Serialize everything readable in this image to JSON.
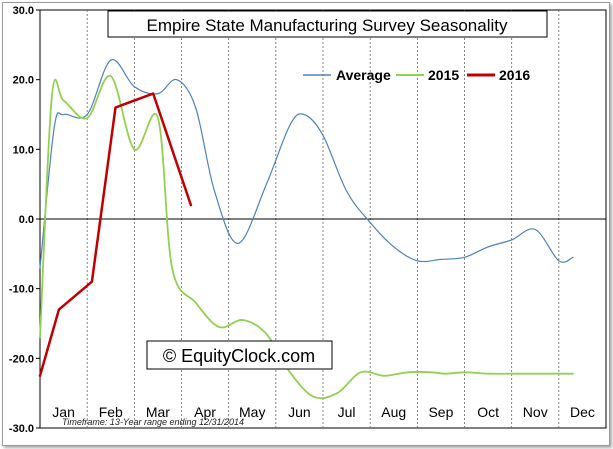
{
  "chart_data": {
    "type": "line",
    "title": "Empire State Manufacturing Survey Seasonality",
    "watermark": "© EquityClock.com",
    "footnote": "Timeframe: 13-Year range ending 12/31/2014",
    "xlabel": "",
    "ylabel": "",
    "categories": [
      "Jan",
      "Feb",
      "Mar",
      "Apr",
      "May",
      "Jun",
      "Jul",
      "Aug",
      "Sep",
      "Oct",
      "Nov",
      "Dec"
    ],
    "ylim": [
      -30,
      30
    ],
    "yticks": [
      "30.0",
      "20.0",
      "10.0",
      "0.0",
      "-10.0",
      "-20.0",
      "-30.0"
    ],
    "ytick_values": [
      30,
      20,
      10,
      0,
      -10,
      -20,
      -30
    ],
    "grid": {
      "vertical_dashed": true,
      "horizontal": false,
      "zero_line": true
    },
    "legend_position": "top-right",
    "series": [
      {
        "name": "Average",
        "color": "#4f81bd",
        "x": [
          0.0,
          0.3,
          0.5,
          1.0,
          1.5,
          2.0,
          2.5,
          2.9,
          3.3,
          3.7,
          4.2,
          4.8,
          5.3,
          5.6,
          6.0,
          6.5,
          7.0,
          7.5,
          8.0,
          8.5,
          9.0,
          9.5,
          10.0,
          10.5,
          11.0,
          11.3
        ],
        "y": [
          -7,
          13,
          15,
          15,
          22.8,
          19,
          18,
          20,
          16,
          4,
          -3.5,
          5,
          13.5,
          15,
          12,
          4,
          -0.5,
          -4,
          -6,
          -5.8,
          -5.5,
          -4,
          -3,
          -1.5,
          -6,
          -5.5
        ],
        "width": 1.2
      },
      {
        "name": "2015",
        "color": "#92d050",
        "x": [
          0.0,
          0.25,
          0.5,
          1.0,
          1.5,
          2.0,
          2.5,
          2.8,
          3.3,
          3.8,
          4.3,
          4.8,
          5.3,
          5.8,
          6.3,
          6.8,
          7.3,
          7.8,
          8.3,
          8.6,
          9.0,
          9.5,
          10.0,
          10.5,
          11.0,
          11.3
        ],
        "y": [
          -17,
          17.5,
          17,
          14.5,
          20.5,
          10,
          14.5,
          -7,
          -12,
          -15.5,
          -14.5,
          -16.5,
          -22,
          -25.5,
          -25,
          -22,
          -22.5,
          -22,
          -22,
          -22.2,
          -22,
          -22.2,
          -22.2,
          -22.2,
          -22.2,
          -22.2
        ],
        "width": 1.8
      },
      {
        "name": "2016",
        "color": "#c00000",
        "x": [
          0.0,
          0.4,
          1.1,
          1.6,
          2.4,
          3.2
        ],
        "y": [
          -22.5,
          -13,
          -9,
          16,
          18,
          2
        ],
        "width": 2.5
      }
    ]
  }
}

########

THE EXERCISE:
Look through the entries above for the word "true". Copy every line where it shows up.

FINISHED EXERCISE:
      "vertical_dashed": true,
      "zero_line": true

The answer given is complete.